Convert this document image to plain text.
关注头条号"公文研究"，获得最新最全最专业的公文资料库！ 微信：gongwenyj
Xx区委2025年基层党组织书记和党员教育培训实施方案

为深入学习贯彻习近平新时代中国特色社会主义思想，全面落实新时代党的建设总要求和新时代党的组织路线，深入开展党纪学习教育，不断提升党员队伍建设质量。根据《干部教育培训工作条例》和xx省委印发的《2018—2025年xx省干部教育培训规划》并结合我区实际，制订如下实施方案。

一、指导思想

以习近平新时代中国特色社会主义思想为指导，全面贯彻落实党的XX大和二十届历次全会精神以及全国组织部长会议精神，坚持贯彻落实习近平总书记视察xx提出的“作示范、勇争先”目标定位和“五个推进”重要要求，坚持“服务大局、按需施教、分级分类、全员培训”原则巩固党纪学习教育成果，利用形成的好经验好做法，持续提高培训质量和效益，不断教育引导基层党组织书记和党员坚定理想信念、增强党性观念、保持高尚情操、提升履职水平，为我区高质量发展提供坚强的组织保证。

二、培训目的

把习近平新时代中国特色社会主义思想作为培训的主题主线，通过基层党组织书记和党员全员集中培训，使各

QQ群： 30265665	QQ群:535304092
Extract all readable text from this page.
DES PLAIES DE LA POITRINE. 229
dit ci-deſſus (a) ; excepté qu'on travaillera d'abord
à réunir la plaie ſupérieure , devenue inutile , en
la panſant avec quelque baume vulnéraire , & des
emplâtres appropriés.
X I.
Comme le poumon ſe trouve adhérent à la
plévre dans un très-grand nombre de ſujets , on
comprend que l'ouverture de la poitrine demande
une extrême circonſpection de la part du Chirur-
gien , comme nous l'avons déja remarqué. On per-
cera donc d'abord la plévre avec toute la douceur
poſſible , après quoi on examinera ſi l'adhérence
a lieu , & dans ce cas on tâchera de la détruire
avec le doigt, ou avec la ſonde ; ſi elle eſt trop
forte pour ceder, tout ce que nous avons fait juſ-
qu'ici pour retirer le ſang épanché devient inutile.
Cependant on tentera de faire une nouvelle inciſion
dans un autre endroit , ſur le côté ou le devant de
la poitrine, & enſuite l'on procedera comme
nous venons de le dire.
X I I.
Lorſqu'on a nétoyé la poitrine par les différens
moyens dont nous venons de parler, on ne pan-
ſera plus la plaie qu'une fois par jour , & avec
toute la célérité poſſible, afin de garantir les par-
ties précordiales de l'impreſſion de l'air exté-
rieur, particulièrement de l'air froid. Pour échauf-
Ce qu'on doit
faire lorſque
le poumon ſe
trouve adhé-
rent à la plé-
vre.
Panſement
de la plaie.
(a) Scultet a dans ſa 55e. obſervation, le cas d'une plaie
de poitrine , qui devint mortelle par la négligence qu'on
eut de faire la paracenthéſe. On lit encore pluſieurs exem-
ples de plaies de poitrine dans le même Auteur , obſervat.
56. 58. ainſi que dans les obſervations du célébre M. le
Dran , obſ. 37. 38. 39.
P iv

——

> _REQUIRED WORK_
Go through the listing above and restate it word for word.

> _TASK RESULT_
Convert this document image to plain text.
关注头条号"公文研究"，获得最新最全最专业的公文资料库！ 微信：gongwenyj
Xx区委2025年基层党组织书记和党员教育培训实施方案

为深入学习贯彻习近平新时代中国特色社会主义思想，全面落实新时代党的建设总要求和新时代党的组织路线，深入开展党纪学习教育，不断提升党员队伍建设质量。根据《干部教育培训工作条例》和xx省委印发的《2018—2025年xx省干部教育培训规划》并结合我区实际，制订如下实施方案。

一、指导思想

以习近平新时代中国特色社会主义思想为指导，全面贯彻落实党的XX大和二十届历次全会精神以及全国组织部长会议精神，坚持贯彻落实习近平总书记视察xx提出的“作示范、勇争先”目标定位和“五个推进”重要要求，坚持“服务大局、按需施教、分级分类、全员培训”原则巩固党纪学习教育成果，利用形成的好经验好做法，持续提高培训质量和效益，不断教育引导基层党组织书记和党员坚定理想信念、增强党性观念、保持高尚情操、提升履职水平，为我区高质量发展提供坚强的组织保证。

二、培训目的

把习近平新时代中国特色社会主义思想作为培训的主题主线，通过基层党组织书记和党员全员集中培训，使各

QQ群： 30265665	QQ群:535304092
Extract all readable text from this page.
DES PLAIES DE LA POITRINE. 229
dit ci-deſſus (a) ; excepté qu'on travaillera d'abord
à réunir la plaie ſupérieure , devenue inutile , en
la panſant avec quelque baume vulnéraire , & des
emplâtres appropriés.
X I.
Comme le poumon ſe trouve adhérent à la
plévre dans un très-grand nombre de ſujets , on
comprend que l'ouverture de la poitrine demande
une extrême circonſpection de la part du Chirur-
gien , comme nous l'avons déja remarqué. On per-
cera donc d'abord la plévre avec toute la douceur
poſſible , après quoi on examinera ſi l'adhérence
a lieu , & dans ce cas on tâchera de la détruire
avec le doigt, ou avec la ſonde ; ſi elle eſt trop
forte pour ceder, tout ce que nous avons fait juſ-
qu'ici pour retirer le ſang épanché devient inutile.
Cependant on tentera de faire une nouvelle inciſion
dans un autre endroit , ſur le côté ou le devant de
la poitrine, & enſuite l'on procedera comme
nous venons de le dire.
X I I.
Lorſqu'on a nétoyé la poitrine par les différens
moyens dont nous venons de parler, on ne pan-
ſera plus la plaie qu'une fois par jour , & avec
toute la célérité poſſible, afin de garantir les par-
ties précordiales de l'impreſſion de l'air exté-
rieur, particulièrement de l'air froid. Pour échauf-
Ce qu'on doit
faire lorſque
le poumon ſe
trouve adhé-
rent à la plé-
vre.
Panſement
de la plaie.
(a) Scultet a dans ſa 55e. obſervation, le cas d'une plaie
de poitrine , qui devint mortelle par la négligence qu'on
eut de faire la paracenthéſe. On lit encore pluſieurs exem-
ples de plaies de poitrine dans le même Auteur , obſervat.
56. 58. ainſi que dans les obſervations du célébre M. le
Dran , obſ. 37. 38. 39.
P iv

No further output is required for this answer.